Collection entries
◆ ◆ ◆ ◆
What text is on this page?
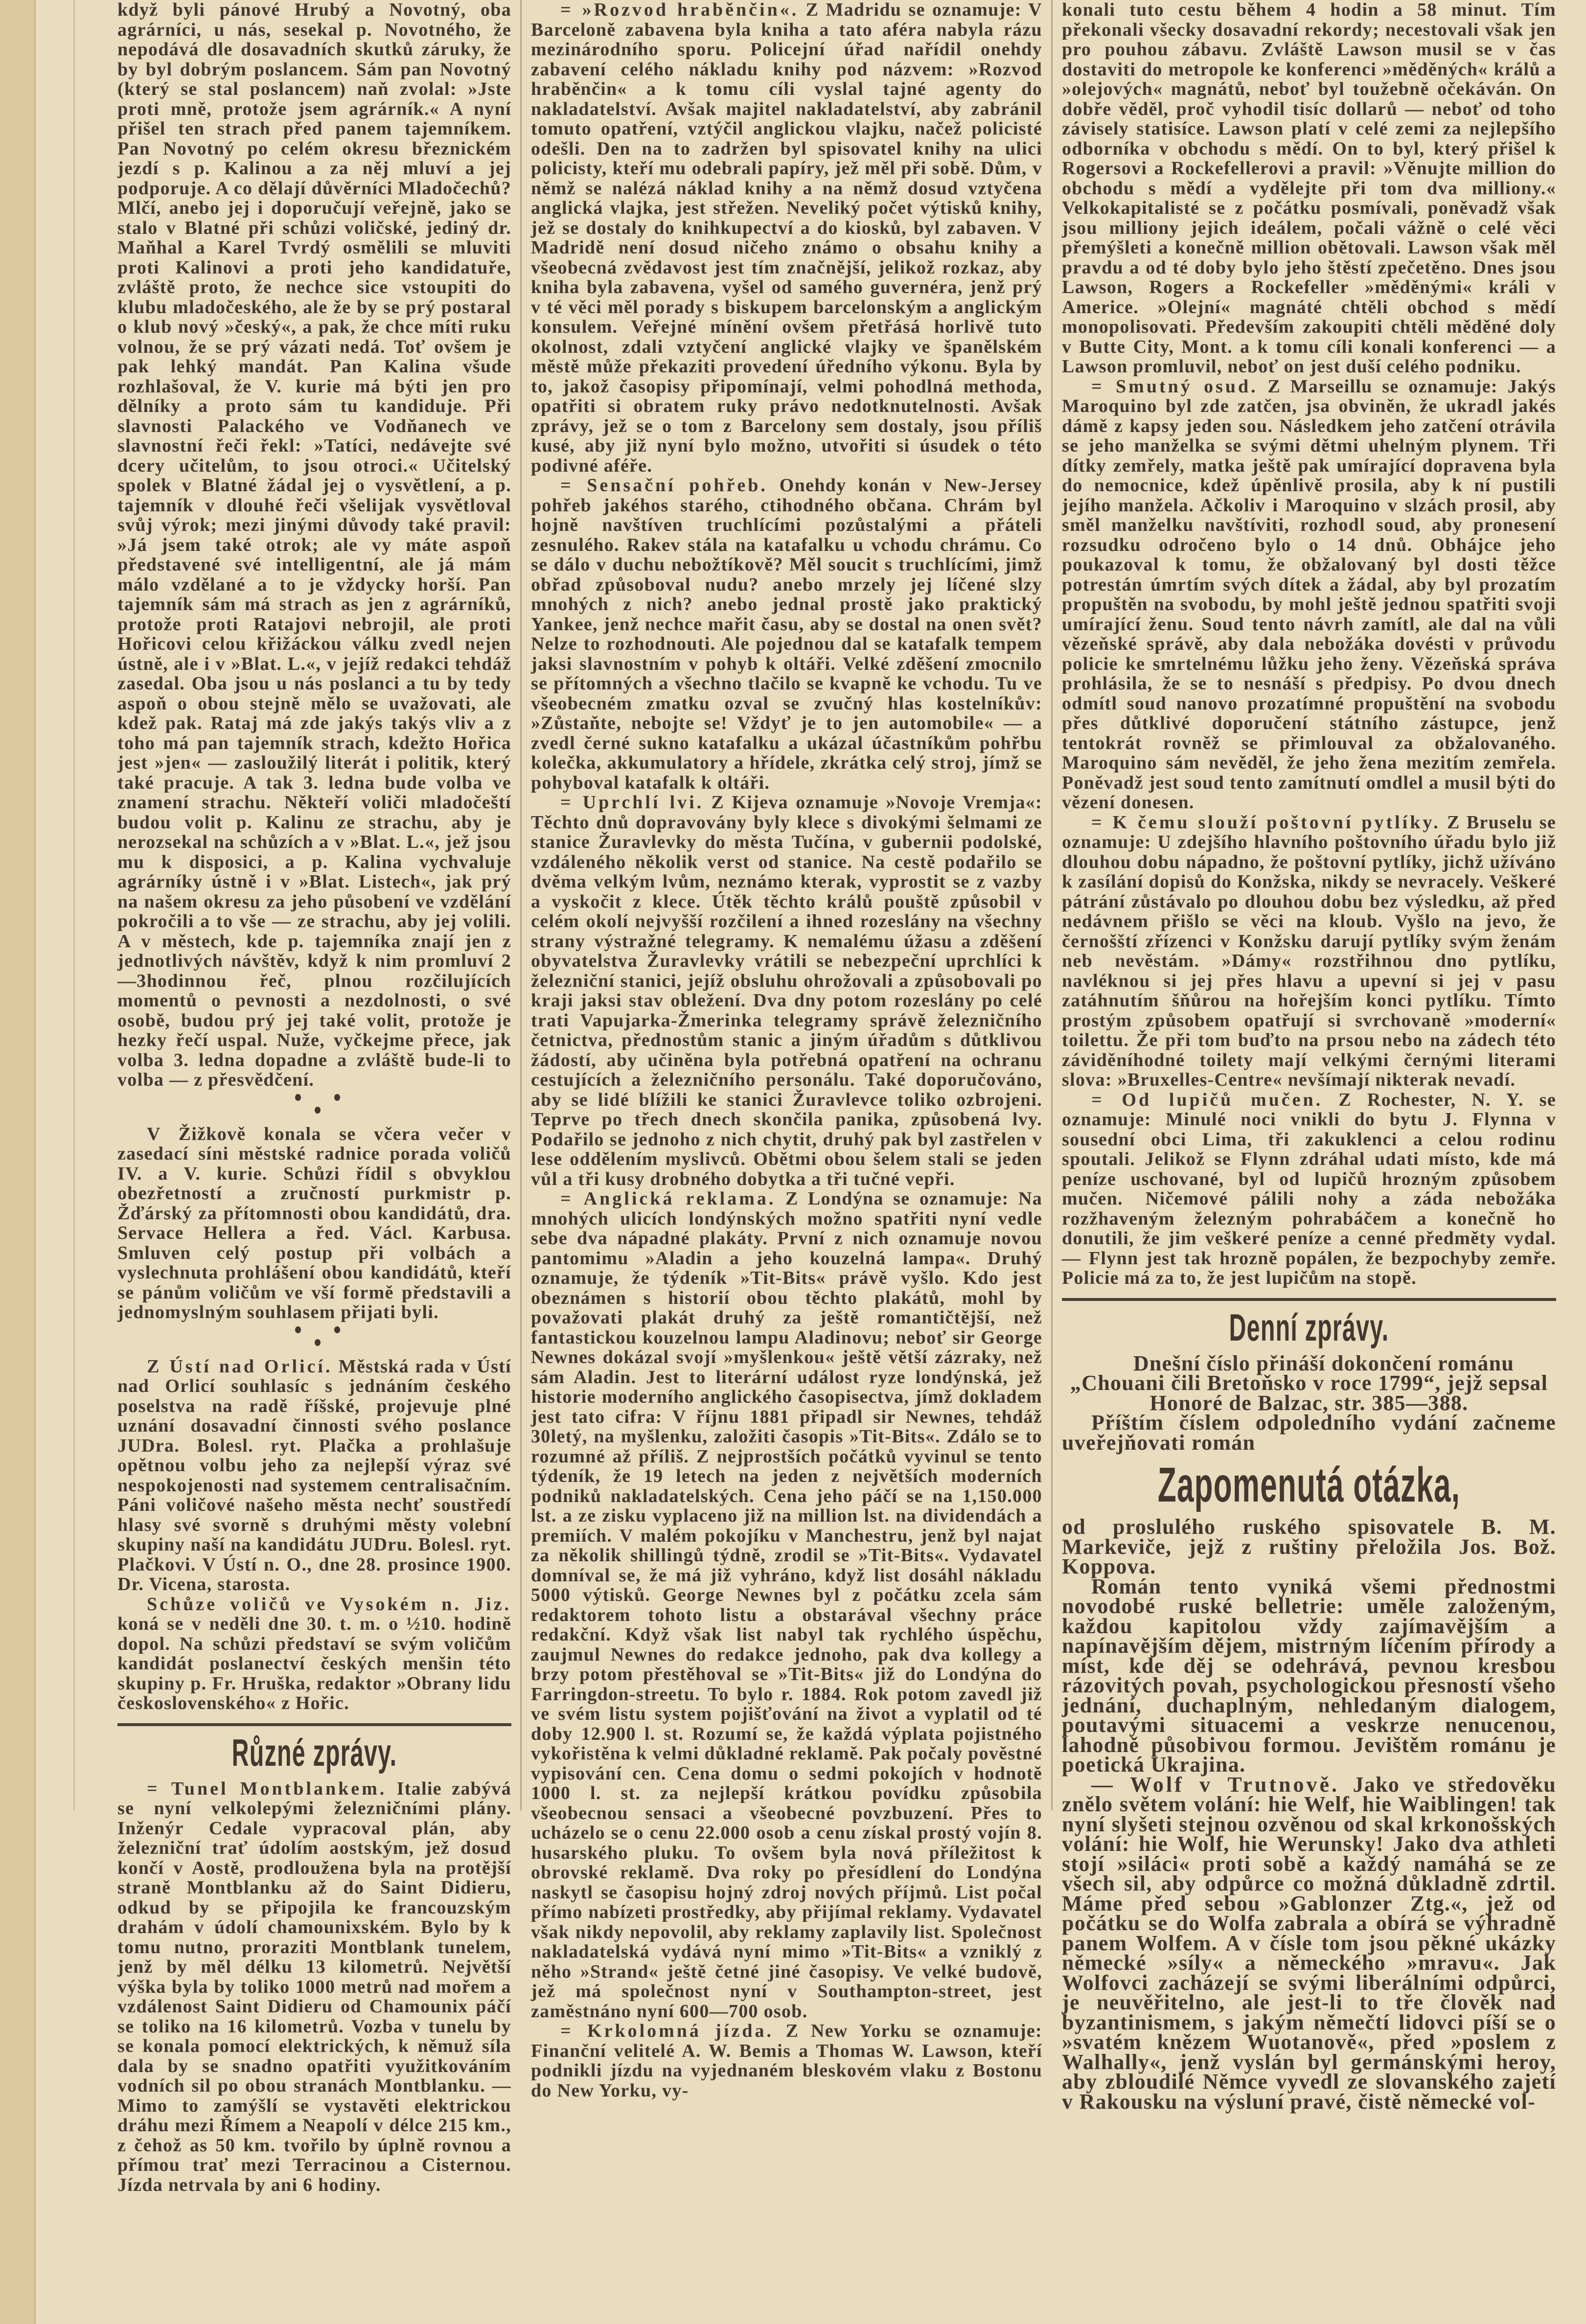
když byli pánové Hrubý a Novotný, oba agrárníci, u nás, sesekal p. Novotného, že nepodává dle dosavadních skutků záruky, že by byl dobrým poslancem. Sám pan Novotný (který se stal poslancem) naň zvolal: »Jste proti mně, protože jsem agrárník.« A nyní přišel ten strach před panem tajemníkem. Pan Novotný po celém okresu březnickém jezdí s p. Kalinou a za něj mluví a jej podporuje. A co dělají důvěrníci Mladočechů? Mlčí, anebo jej i doporučují veřejně, jako se stalo v Blatné při schůzi voličské, jediný dr. Maňhal a Karel Tvrdý osmělili se mluviti proti Kalinovi a proti jeho kandidatuře, zvláště proto, že nechce sice vstoupiti do klubu mladočeského, ale že by se prý postaral o klub nový »český«, a pak, že chce míti ruku volnou, že se prý vázati nedá. Toť ovšem je pak lehký mandát. Pan Kalina všude rozhlašoval, že V. kurie má býti jen pro dělníky a proto sám tu kandiduje. Při slavnosti Palackého ve Vodňanech ve slavnostní řeči řekl: »Tatíci, nedávejte své dcery učitelům, to jsou otroci.« Učitelský spolek v Blatné žádal jej o vysvětlení, a p. tajemník v dlouhé řeči všelijak vysvětloval svůj výrok; mezi jinými důvody také pravil: »Já jsem také otrok; ale vy máte aspoň představené své intelligentní, ale já mám málo vzdělané a to je vždycky horší. Pan tajemník sám má strach as jen z agrárníků, protože proti Ratajovi nebrojil, ale proti Hořicovi celou křižáckou válku zvedl nejen ústně, ale i v »Blat. L.«, v jejíž redakci tehdáž zasedal. Oba jsou u nás poslanci a tu by tedy aspoň o obou stejně mělo se uvažovati, ale kdež pak. Rataj má zde jakýs takýs vliv a z toho má pan tajemník strach, kdežto Hořica jest »jen« — zasloužilý literát i politik, který také pracuje. A tak 3. ledna bude volba ve znamení strachu. Někteří voliči mladočeští budou volit p. Kalinu ze strachu, aby je nerozsekal na schůzích a v »Blat. L.«, jež jsou mu k disposici, a p. Kalina vychvaluje agrárníky ústně i v »Blat. Listech«, jak prý na našem okresu za jeho působení ve vzdělání pokročili a to vše — ze strachu, aby jej volili. A v městech, kde p. tajemníka znají jen z jednotlivých návštěv, když k nim promluví 2—3hodinnou řeč, plnou rozčilujících momentů o pevnosti a nezdolnosti, o své osobě, budou prý jej také volit, protože je hezky řečí uspal. Nuže, vyčkejme přece, jak volba 3. ledna dopadne a zvláště bude-li to volba — z přesvědčení.

V Žižkově konala se včera večer v zasedací síni městské radnice porada voličů IV. a V. kurie. Schůzi řídil s obvyklou obezřetností a zručností purkmistr p. Žďárský za přítomnosti obou kandidátů, dra. Servace Hellera a řed. Václ. Karbusa. Smluven celý postup při volbách a vyslechnuta prohlášení obou kandidátů, kteří se pánům voličům ve vší formě představili a jednomyslným souhlasem přijati byli.

Z Ústí nad Orlicí. Městská rada v Ústí nad Orlicí souhlasíc s jednáním českého poselstva na radě říšské, projevuje plné uznání dosavadní činnosti svého poslance JUDra. Bolesl. ryt. Plačka a prohlašuje opětnou volbu jeho za nejlepší výraz své nespokojenosti nad systemem centralisačním. Páni voličové našeho města nechť soustředí hlasy své svorně s druhými městy volební skupiny naší na kandidátu JUDru. Bolesl. ryt. Plačkovi. V Ústí n. O., dne 28. prosince 1900. Dr. Vicena, starosta.

Schůze voličů ve Vysokém n. Jiz. koná se v neděli dne 30. t. m. o ½10. hodině dopol. Na schůzi představí se svým voličům kandidát poslanectví českých menšin této skupiny p. Fr. Hruška, redaktor »Obrany lidu československého« z Hořic.

Různé zprávy.

= Tunel Montblankem. Italie zabývá se nyní velkolepými železničními plány. Inženýr Cedale vypracoval plán, aby železniční trať údolím aostským, jež dosud končí v Aostě, prodloužena byla na protější straně Montblanku až do Saint Didieru, odkud by se připojila ke francouzským drahám v údolí chamounixském. Bylo by k tomu nutno, proraziti Montblank tunelem, jenž by měl délku 13 kilometrů. Největší výška byla by toliko 1000 metrů nad mořem a vzdálenost Saint Didieru od Chamounix páčí se toliko na 16 kilometrů. Vozba v tunelu by se konala pomocí elektrických, k němuž síla dala by se snadno opatřiti využitkováním vodních sil po obou stranách Montblanku. — Mimo to zamýšlí se vystavěti elektrickou dráhu mezi Římem a Neapolí v délce 215 km., z čehož as 50 km. tvořilo by úplně rovnou a přímou trať mezi Terracinou a Cisternou. Jízda netrvala by ani 6 hodiny.

= »Rozvod hraběnčin«. Z Madridu se oznamuje: V Barceloně zabavena byla kniha a tato aféra nabyla rázu mezinárodního sporu. Policejní úřad nařídil onehdy zabavení celého nákladu knihy pod názvem: »Rozvod hraběnčin« a k tomu cíli vyslal tajné agenty do nakladatelství. Avšak majitel nakladatelství, aby zabránil tomuto opatření, vztýčil anglickou vlajku, načež policisté odešli. Den na to zadržen byl spisovatel knihy na ulici policisty, kteří mu odebrali papíry, jež měl při sobě. Dům, v němž se nalézá náklad knihy a na němž dosud vztyčena anglická vlajka, jest střežen. Neveliký počet výtisků knihy, jež se dostaly do knihkupectví a do kiosků, byl zabaven. V Madridě není dosud ničeho známo o obsahu knihy a všeobecná zvědavost jest tím značnější, jelikož rozkaz, aby kniha byla zabavena, vyšel od samého guvernéra, jenž prý v té věci měl porady s biskupem barcelonským a anglickým konsulem. Veřejné mínění ovšem přetřásá horlivě tuto okolnost, zdali vztyčení anglické vlajky ve španělském městě může překaziti provedení úředního výkonu. Byla by to, jakož časopisy připomínají, velmi pohodlná methoda, opatřiti si obratem ruky právo nedotknutelnosti. Avšak zprávy, jež se o tom z Barcelony sem dostaly, jsou příliš kusé, aby již nyní bylo možno, utvořiti si úsudek o této podivné aféře.

= Sensační pohřeb. Onehdy konán v New-Jersey pohřeb jakéhos starého, ctihodného občana. Chrám byl hojně navštíven truchlícími pozůstalými a přáteli zesnulého. Rakev stála na katafalku u vchodu chrámu. Co se dálo v duchu nebožtíkově? Měl soucit s truchlícími, jimž obřad způsoboval nudu? anebo mrzely jej líčené slzy mnohých z nich? anebo jednal prostě jako praktický Yankee, jenž nechce mařit času, aby se dostal na onen svět? Nelze to rozhodnouti. Ale pojednou dal se katafalk tempem jaksi slavnostním v pohyb k oltáři. Velké zděšení zmocnilo se přítomných a všechno tlačilo se kvapně ke vchodu. Tu ve všeobecném zmatku ozval se zvučný hlas kostelníkův: »Zůstaňte, nebojte se! Vždyť je to jen automobile« — a zvedl černé sukno katafalku a ukázal účastníkům pohřbu kolečka, akkumulatory a hřídele, zkrátka celý stroj, jímž se pohyboval katafalk k oltáři.

= Uprchlí lvi. Z Kijeva oznamuje »Novoje Vremja«: Těchto dnů dopravovány byly klece s divokými šelmami ze stanice Žuravlevky do města Tučína, v gubernii podolské, vzdáleného několik verst od stanice. Na cestě podařilo se dvěma velkým lvům, neznámo kterak, vyprostit se z vazby a vyskočit z klece. Útěk těchto králů pouště způsobil v celém okolí nejvyšší rozčilení a ihned rozeslány na všechny strany výstražné telegramy. K nemalému úžasu a zděšení obyvatelstva Žuravlevky vrátili se nebezpeční uprchlíci k železniční stanici, jejíž obsluhu ohrožovali a způsobovali po kraji jaksi stav obležení. Dva dny potom rozeslány po celé trati Vapujarka-Žmerinka telegramy správě železničního četnictva, přednostům stanic a jiným úřadům s důtklivou žádostí, aby učiněna byla potřebná opatření na ochranu cestujících a železničního personálu. Také doporučováno, aby se lidé blížili ke stanici Žuravlevce toliko ozbrojeni. Teprve po třech dnech skončila panika, způsobená lvy. Podařilo se jednoho z nich chytit, druhý pak byl zastřelen v lese oddělením myslivců. Obětmi obou šelem stali se jeden vůl a tři kusy drobného dobytka a tři tučné vepři.

= Anglická reklama. Z Londýna se oznamuje: Na mnohých ulicích londýnských možno spatřiti nyní vedle sebe dva nápadné plakáty. První z nich oznamuje novou pantomimu »Aladin a jeho kouzelná lampa«. Druhý oznamuje, že týdeník »Tit-Bits« právě vyšlo. Kdo jest obeznámen s historií obou těchto plakátů, mohl by považovati plakát druhý za ještě romantičtější, než fantastickou kouzelnou lampu Aladinovu; neboť sir George Newnes dokázal svojí »myšlenkou« ještě větší zázraky, než sám Aladin. Jest to literární událost ryze londýnská, jež historie moderního anglického časopisectva, jímž dokladem jest tato cifra: V říjnu 1881 připadl sir Newnes, tehdáž 30letý, na myšlenku, založiti časopis »Tit-Bits«. Zdálo se to rozumné až příliš. Z nejprostších počátků vyvinul se tento týdeník, že 19 letech na jeden z největších moderních podniků nakladatelských. Cena jeho páčí se na 1,150.000 lst. a ze zisku vyplaceno již na million lst. na dividendách a premiích. V malém pokojíku v Manchestru, jenž byl najat za několik shillingů týdně, zrodil se »Tit-Bits«. Vydavatel domníval se, že má již vyhráno, když list dosáhl nákladu 5000 výtisků. George Newnes byl z počátku zcela sám redaktorem tohoto listu a obstarával všechny práce redakční. Když však list nabyl tak rychlého úspěchu, zaujmul Newnes do redakce jednoho, pak dva kollegy a brzy potom přestěhoval se »Tit-Bits« již do Londýna do Farringdon-streetu. To bylo r. 1884. Rok potom zavedl již ve svém listu system pojišťování na život a vyplatil od té doby 12.900 l. st. Rozumí se, že každá výplata pojistného vykořistěna k velmi důkladné reklamě. Pak počaly pověstné vypisování cen. Cena domu o sedmi pokojích v hodnotě 1000 l. st. za nejlepší krátkou povídku způsobila všeobecnou sensaci a všeobecné povzbuzení. Přes to ucházelo se o cenu 22.000 osob a cenu získal prostý vojín 8. husarského pluku. To ovšem byla nová příležitost k obrovské reklamě. Dva roky po přesídlení do Londýna naskytl se časopisu hojný zdroj nových příjmů. List počal přímo nabízeti prostředky, aby přijímal reklamy. Vydavatel však nikdy nepovolil, aby reklamy zaplavily list. Společnost nakladatelská vydává nyní mimo »Tit-Bits« a vzniklý z něho »Strand« ještě četné jiné časopisy. Ve velké budově, jež má společnost nyní v Southampton-street, jest zaměstnáno nyní 600—700 osob.

= Krkolomná jízda. Z New Yorku se oznamuje: Finanční velitelé A. W. Bemis a Thomas W. Lawson, kteří podnikli jízdu na vyjednaném bleskovém vlaku z Bostonu do New Yorku, vy-

konali tuto cestu během 4 hodin a 58 minut. Tím překonali všecky dosavadní rekordy; necestovali však jen pro pouhou zábavu. Zvláště Lawson musil se v čas dostaviti do metropole ke konferenci »měděných« králů a »olejových« magnátů, neboť byl toužebně očekáván. On dobře věděl, proč vyhodil tisíc dollarů — neboť od toho závisely statisíce. Lawson platí v celé zemi za nejlepšího odborníka v obchodu s mědí. On to byl, který přišel k Rogersovi a Rockefellerovi a pravil: »Věnujte million do obchodu s mědí a vydělejte při tom dva milliony.« Velkokapitalisté se z počátku posmívali, poněvadž však jsou milliony jejich ideálem, počali vážně o celé věci přemýšleti a konečně million obětovali. Lawson však měl pravdu a od té doby bylo jeho štěstí zpečetěno. Dnes jsou Lawson, Rogers a Rockefeller »měděnými« králi v Americe. »Olejní« magnáté chtěli obchod s mědí monopolisovati. Především zakoupiti chtěli měděné doly v Butte City, Mont. a k tomu cíli konali konferenci — a Lawson promluvil, neboť on jest duší celého podniku.

= Smutný osud. Z Marseillu se oznamuje: Jakýs Maroquino byl zde zatčen, jsa obviněn, že ukradl jakés dámě z kapsy jeden sou. Následkem jeho zatčení otrávila se jeho manželka se svými dětmi uhelným plynem. Tři dítky zemřely, matka ještě pak umírající dopravena byla do nemocnice, kdež úpěnlivě prosila, aby k ní pustili jejího manžela. Ačkoliv i Maroquino v slzách prosil, aby směl manželku navštíviti, rozhodl soud, aby pronesení rozsudku odročeno bylo o 14 dnů. Obhájce jeho poukazoval k tomu, že obžalovaný byl dosti těžce potrestán úmrtím svých dítek a žádal, aby byl prozatím propuštěn na svobodu, by mohl ještě jednou spatřiti svoji umírající ženu. Soud tento návrh zamítl, ale dal na vůli vězeňské správě, aby dala nebožáka dovésti v průvodu policie ke smrtelnému lůžku jeho ženy. Vězeňská správa prohlásila, že se to nesnáší s předpisy. Po dvou dnech odmítl soud nanovo prozatímné propuštění na svobodu přes důtklivé doporučení státního zástupce, jenž tentokrát rovněž se přimlouval za obžalovaného. Maroquino sám nevěděl, že jeho žena mezitím zemřela. Poněvadž jest soud tento zamítnutí omdlel a musil býti do vězení donesen.

= K čemu slouží poštovní pytlíky. Z Bruselu se oznamuje: U zdejšího hlavního poštovního úřadu bylo již dlouhou dobu nápadno, že poštovní pytlíky, jichž užíváno k zasílání dopisů do Konžska, nikdy se nevracely. Veškeré pátrání zůstávalo po dlouhou dobu bez výsledku, až před nedávnem přišlo se věci na kloub. Vyšlo na jevo, že černošští zřízenci v Konžsku darují pytlíky svým ženám neb nevěstám. »Dámy« rozstřihnou dno pytlíku, navléknou si jej přes hlavu a upevní si jej v pasu zatáhnutím šňůrou na hořejším konci pytlíku. Tímto prostým způsobem opatřují si svrchovaně »moderní« toilettu. Že při tom buďto na prsou nebo na zádech této záviděníhodné toilety mají velkými černými literami slova: »Bruxelles-Centre« nevšímají nikterak nevadí.

= Od lupičů mučen. Z Rochester, N. Y. se oznamuje: Minulé noci vnikli do bytu J. Flynna v sousední obci Lima, tři zakuklenci a celou rodinu spoutali. Jelikož se Flynn zdráhal udati místo, kde má peníze uschované, byl od lupičů hrozným způsobem mučen. Ničemové pálili nohy a záda nebožáka rozžhaveným železným pohrabáčem a konečně ho donutili, že jim veškeré peníze a cenné předměty vydal. — Flynn jest tak hrozně popálen, že bezpochyby zemře. Policie má za to, že jest lupičům na stopě.

Denní zprávy.

Dnešní číslo přináší dokončení románu „Chouani čili Bretoňsko v roce 1799“, jejž sepsal Honoré de Balzac, str. 385—388.

Příštím číslem odpoledního vydání začneme uveřejňovati román

Zapomenutá otázka,

od proslulého ruského spisovatele B. M. Markeviče, jejž z ruštiny přeložila Jos. Bož. Koppova.

Román tento vyniká všemi přednostmi novodobé ruské belletrie: uměle založeným, každou kapitolou vždy zajímavějším a napínavějším dějem, mistrným líčením přírody a míst, kde děj se odehrává, pevnou kresbou rázovitých povah, psychologickou přesností všeho jednání, duchaplným, nehledaným dialogem, poutavými situacemi a veskrze nenucenou, lahodně působivou formou. Jevištěm románu je poetická Ukrajina.

— Wolf v Trutnově. Jako ve středověku znělo světem volání: hie Welf, hie Waiblingen! tak nyní slyšeti stejnou ozvěnou od skal krkonošských volání: hie Wolf, hie Werunsky! Jako dva athleti stojí »siláci« proti sobě a každý namáhá se ze všech sil, aby odpůrce co možná důkladně zdrtil. Máme před sebou »Gablonzer Ztg.«, jež od počátku se do Wolfa zabrala a obírá se výhradně panem Wolfem. A v čísle tom jsou pěkné ukázky německé »síly« a německého »mravu«. Jak Wolfovci zacházejí se svými liberálními odpůrci, je neuvěřitelno, ale jest-li to tře člověk nad byzantinismem, s jakým němečtí lidovci píší se o »svatém knězem Wuotanově«, před »poslem z Walhally«, jenž vyslán byl germánskými heroy, aby zbloudilé Němce vyvedl ze slovanského zajetí v Rakousku na výsluní pravé, čistě německé vol-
◆ ◆ ◆ ◆
[Exercise prompt]: Using the entries above, return each line in which the word "románu" occurs.

[Result]:
Dnešní číslo přináší dokončení románu „Chouani čili Bretoňsko v roce 1799“, jejž sepsal Honoré de Balzac, str. 385—388.
Román tento vyniká všemi přednostmi novodobé ruské belletrie: uměle založeným, každou kapitolou vždy zajímavějším a napínavějším dějem, mistrným líčením přírody a míst, kde děj se odehrává, pevnou kresbou rázovitých povah, psychologickou přesností všeho jednání, duchaplným, nehledaným dialogem, poutavými situacemi a veskrze nenucenou, lahodně působivou formou. Jevištěm románu je poetická Ukrajina.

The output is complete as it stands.